Problem statement - Print out every record exactly as it appears.

Collected data entries
======
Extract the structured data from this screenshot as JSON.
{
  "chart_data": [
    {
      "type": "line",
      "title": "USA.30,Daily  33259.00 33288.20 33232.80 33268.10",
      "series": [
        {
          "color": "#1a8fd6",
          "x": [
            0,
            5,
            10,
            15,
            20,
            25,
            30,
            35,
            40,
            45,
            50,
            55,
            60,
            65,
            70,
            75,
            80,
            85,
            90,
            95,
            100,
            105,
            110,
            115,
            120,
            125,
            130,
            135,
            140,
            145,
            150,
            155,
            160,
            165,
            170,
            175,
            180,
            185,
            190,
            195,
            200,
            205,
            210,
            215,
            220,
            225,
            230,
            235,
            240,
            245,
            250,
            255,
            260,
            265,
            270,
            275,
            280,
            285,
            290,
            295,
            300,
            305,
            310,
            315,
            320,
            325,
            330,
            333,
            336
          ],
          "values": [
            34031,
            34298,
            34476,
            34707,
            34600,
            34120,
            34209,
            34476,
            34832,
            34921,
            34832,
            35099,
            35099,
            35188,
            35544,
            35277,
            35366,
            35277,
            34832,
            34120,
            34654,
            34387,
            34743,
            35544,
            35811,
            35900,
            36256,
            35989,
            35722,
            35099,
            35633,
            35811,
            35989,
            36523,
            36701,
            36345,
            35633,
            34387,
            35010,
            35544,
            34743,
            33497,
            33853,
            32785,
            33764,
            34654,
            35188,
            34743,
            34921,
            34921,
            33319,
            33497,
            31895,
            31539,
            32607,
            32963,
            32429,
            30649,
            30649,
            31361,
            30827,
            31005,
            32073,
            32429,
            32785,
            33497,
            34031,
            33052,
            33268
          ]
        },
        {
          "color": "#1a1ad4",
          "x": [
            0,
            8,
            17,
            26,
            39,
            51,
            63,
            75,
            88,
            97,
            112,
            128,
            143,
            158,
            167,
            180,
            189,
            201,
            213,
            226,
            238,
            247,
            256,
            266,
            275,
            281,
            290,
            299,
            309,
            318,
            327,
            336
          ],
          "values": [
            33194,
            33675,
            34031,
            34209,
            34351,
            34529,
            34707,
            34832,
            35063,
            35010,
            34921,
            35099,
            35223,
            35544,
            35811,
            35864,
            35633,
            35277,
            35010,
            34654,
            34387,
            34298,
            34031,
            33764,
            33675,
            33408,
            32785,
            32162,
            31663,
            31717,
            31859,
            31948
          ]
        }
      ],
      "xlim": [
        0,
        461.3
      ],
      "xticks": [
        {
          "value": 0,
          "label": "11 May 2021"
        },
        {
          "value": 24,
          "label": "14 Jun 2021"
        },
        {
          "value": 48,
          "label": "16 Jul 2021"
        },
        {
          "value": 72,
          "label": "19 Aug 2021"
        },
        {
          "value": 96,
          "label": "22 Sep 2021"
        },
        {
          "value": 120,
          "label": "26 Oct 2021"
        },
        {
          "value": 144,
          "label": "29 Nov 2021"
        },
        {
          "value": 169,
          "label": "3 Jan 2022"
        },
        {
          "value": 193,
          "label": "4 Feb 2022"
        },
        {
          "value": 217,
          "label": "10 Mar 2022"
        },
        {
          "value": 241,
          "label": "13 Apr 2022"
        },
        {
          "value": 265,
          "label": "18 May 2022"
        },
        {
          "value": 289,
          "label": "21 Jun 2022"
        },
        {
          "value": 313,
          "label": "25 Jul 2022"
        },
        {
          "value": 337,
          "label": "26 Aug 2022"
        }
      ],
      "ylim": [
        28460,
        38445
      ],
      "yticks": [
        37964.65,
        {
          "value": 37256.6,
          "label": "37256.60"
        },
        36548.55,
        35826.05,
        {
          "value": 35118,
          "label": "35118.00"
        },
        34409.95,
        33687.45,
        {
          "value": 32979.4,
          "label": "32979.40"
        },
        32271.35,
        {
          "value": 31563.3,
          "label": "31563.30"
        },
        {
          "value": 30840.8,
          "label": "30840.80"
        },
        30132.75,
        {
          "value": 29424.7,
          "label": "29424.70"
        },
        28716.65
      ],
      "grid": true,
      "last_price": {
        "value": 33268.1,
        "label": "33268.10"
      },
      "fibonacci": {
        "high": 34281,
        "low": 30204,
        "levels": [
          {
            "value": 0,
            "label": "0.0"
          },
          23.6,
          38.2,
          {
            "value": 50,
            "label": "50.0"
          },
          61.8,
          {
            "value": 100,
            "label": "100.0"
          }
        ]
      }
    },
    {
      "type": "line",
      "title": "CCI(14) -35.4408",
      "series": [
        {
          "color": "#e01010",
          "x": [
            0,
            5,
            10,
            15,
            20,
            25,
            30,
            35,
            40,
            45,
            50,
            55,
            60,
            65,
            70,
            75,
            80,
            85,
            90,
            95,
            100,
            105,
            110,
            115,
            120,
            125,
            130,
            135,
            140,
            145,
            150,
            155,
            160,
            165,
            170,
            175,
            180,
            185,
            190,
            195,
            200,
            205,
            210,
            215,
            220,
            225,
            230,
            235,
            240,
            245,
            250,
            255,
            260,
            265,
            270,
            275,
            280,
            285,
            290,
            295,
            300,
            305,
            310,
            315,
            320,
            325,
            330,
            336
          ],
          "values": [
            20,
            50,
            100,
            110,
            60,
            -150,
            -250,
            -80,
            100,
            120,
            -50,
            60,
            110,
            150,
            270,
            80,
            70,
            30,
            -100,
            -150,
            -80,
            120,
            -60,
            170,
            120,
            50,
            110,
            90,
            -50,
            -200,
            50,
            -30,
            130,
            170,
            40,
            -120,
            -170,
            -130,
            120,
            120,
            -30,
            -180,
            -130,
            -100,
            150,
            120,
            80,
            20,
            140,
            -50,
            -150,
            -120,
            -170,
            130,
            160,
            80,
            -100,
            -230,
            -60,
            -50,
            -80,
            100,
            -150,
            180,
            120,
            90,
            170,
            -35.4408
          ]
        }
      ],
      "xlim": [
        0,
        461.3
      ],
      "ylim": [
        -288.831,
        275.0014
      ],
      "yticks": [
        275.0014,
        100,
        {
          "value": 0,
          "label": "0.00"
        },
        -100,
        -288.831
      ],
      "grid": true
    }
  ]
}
======
Finished exercise -
Extract the structured data from this screenshot as JSON.
{
  "chart_data": [
    {
      "type": "line",
      "title": "USA.30,Daily  33259.00 33288.20 33232.80 33268.10",
      "series": [
        {
          "color": "#1a8fd6",
          "x": [
            0,
            5,
            10,
            15,
            20,
            25,
            30,
            35,
            40,
            45,
            50,
            55,
            60,
            65,
            70,
            75,
            80,
            85,
            90,
            95,
            100,
            105,
            110,
            115,
            120,
            125,
            130,
            135,
            140,
            145,
            150,
            155,
            160,
            165,
            170,
            175,
            180,
            185,
            190,
            195,
            200,
            205,
            210,
            215,
            220,
            225,
            230,
            235,
            240,
            245,
            250,
            255,
            260,
            265,
            270,
            275,
            280,
            285,
            290,
            295,
            300,
            305,
            310,
            315,
            320,
            325,
            330,
            333,
            336
          ],
          "values": [
            34031,
            34298,
            34476,
            34707,
            34600,
            34120,
            34209,
            34476,
            34832,
            34921,
            34832,
            35099,
            35099,
            35188,
            35544,
            35277,
            35366,
            35277,
            34832,
            34120,
            34654,
            34387,
            34743,
            35544,
            35811,
            35900,
            36256,
            35989,
            35722,
            35099,
            35633,
            35811,
            35989,
            36523,
            36701,
            36345,
            35633,
            34387,
            35010,
            35544,
            34743,
            33497,
            33853,
            32785,
            33764,
            34654,
            35188,
            34743,
            34921,
            34921,
            33319,
            33497,
            31895,
            31539,
            32607,
            32963,
            32429,
            30649,
            30649,
            31361,
            30827,
            31005,
            32073,
            32429,
            32785,
            33497,
            34031,
            33052,
            33268
          ]
        },
        {
          "color": "#1a1ad4",
          "x": [
            0,
            8,
            17,
            26,
            39,
            51,
            63,
            75,
            88,
            97,
            112,
            128,
            143,
            158,
            167,
            180,
            189,
            201,
            213,
            226,
            238,
            247,
            256,
            266,
            275,
            281,
            290,
            299,
            309,
            318,
            327,
            336
          ],
          "values": [
            33194,
            33675,
            34031,
            34209,
            34351,
            34529,
            34707,
            34832,
            35063,
            35010,
            34921,
            35099,
            35223,
            35544,
            35811,
            35864,
            35633,
            35277,
            35010,
            34654,
            34387,
            34298,
            34031,
            33764,
            33675,
            33408,
            32785,
            32162,
            31663,
            31717,
            31859,
            31948
          ]
        }
      ],
      "xlim": [
        0,
        461.3
      ],
      "xticks": [
        {
          "value": 0,
          "label": "11 May 2021"
        },
        {
          "value": 24,
          "label": "14 Jun 2021"
        },
        {
          "value": 48,
          "label": "16 Jul 2021"
        },
        {
          "value": 72,
          "label": "19 Aug 2021"
        },
        {
          "value": 96,
          "label": "22 Sep 2021"
        },
        {
          "value": 120,
          "label": "26 Oct 2021"
        },
        {
          "value": 144,
          "label": "29 Nov 2021"
        },
        {
          "value": 169,
          "label": "3 Jan 2022"
        },
        {
          "value": 193,
          "label": "4 Feb 2022"
        },
        {
          "value": 217,
          "label": "10 Mar 2022"
        },
        {
          "value": 241,
          "label": "13 Apr 2022"
        },
        {
          "value": 265,
          "label": "18 May 2022"
        },
        {
          "value": 289,
          "label": "21 Jun 2022"
        },
        {
          "value": 313,
          "label": "25 Jul 2022"
        },
        {
          "value": 337,
          "label": "26 Aug 2022"
        }
      ],
      "ylim": [
        28460,
        38445
      ],
      "yticks": [
        37964.65,
        {
          "value": 37256.6,
          "label": "37256.60"
        },
        36548.55,
        35826.05,
        {
          "value": 35118,
          "label": "35118.00"
        },
        34409.95,
        33687.45,
        {
          "value": 32979.4,
          "label": "32979.40"
        },
        32271.35,
        {
          "value": 31563.3,
          "label": "31563.30"
        },
        {
          "value": 30840.8,
          "label": "30840.80"
        },
        30132.75,
        {
          "value": 29424.7,
          "label": "29424.70"
        },
        28716.65
      ],
      "grid": true,
      "last_price": {
        "value": 33268.1,
        "label": "33268.10"
      },
      "fibonacci": {
        "high": 34281,
        "low": 30204,
        "levels": [
          {
            "value": 0,
            "label": "0.0"
          },
          23.6,
          38.2,
          {
            "value": 50,
            "label": "50.0"
          },
          61.8,
          {
            "value": 100,
            "label": "100.0"
          }
        ]
      }
    },
    {
      "type": "line",
      "title": "CCI(14) -35.4408",
      "series": [
        {
          "color": "#e01010",
          "x": [
            0,
            5,
            10,
            15,
            20,
            25,
            30,
            35,
            40,
            45,
            50,
            55,
            60,
            65,
            70,
            75,
            80,
            85,
            90,
            95,
            100,
            105,
            110,
            115,
            120,
            125,
            130,
            135,
            140,
            145,
            150,
            155,
            160,
            165,
            170,
            175,
            180,
            185,
            190,
            195,
            200,
            205,
            210,
            215,
            220,
            225,
            230,
            235,
            240,
            245,
            250,
            255,
            260,
            265,
            270,
            275,
            280,
            285,
            290,
            295,
            300,
            305,
            310,
            315,
            320,
            325,
            330,
            336
          ],
          "values": [
            20,
            50,
            100,
            110,
            60,
            -150,
            -250,
            -80,
            100,
            120,
            -50,
            60,
            110,
            150,
            270,
            80,
            70,
            30,
            -100,
            -150,
            -80,
            120,
            -60,
            170,
            120,
            50,
            110,
            90,
            -50,
            -200,
            50,
            -30,
            130,
            170,
            40,
            -120,
            -170,
            -130,
            120,
            120,
            -30,
            -180,
            -130,
            -100,
            150,
            120,
            80,
            20,
            140,
            -50,
            -150,
            -120,
            -170,
            130,
            160,
            80,
            -100,
            -230,
            -60,
            -50,
            -80,
            100,
            -150,
            180,
            120,
            90,
            170,
            -35.4408
          ]
        }
      ],
      "xlim": [
        0,
        461.3
      ],
      "ylim": [
        -288.831,
        275.0014
      ],
      "yticks": [
        275.0014,
        100,
        {
          "value": 0,
          "label": "0.00"
        },
        -100,
        -288.831
      ],
      "grid": true
    }
  ]
}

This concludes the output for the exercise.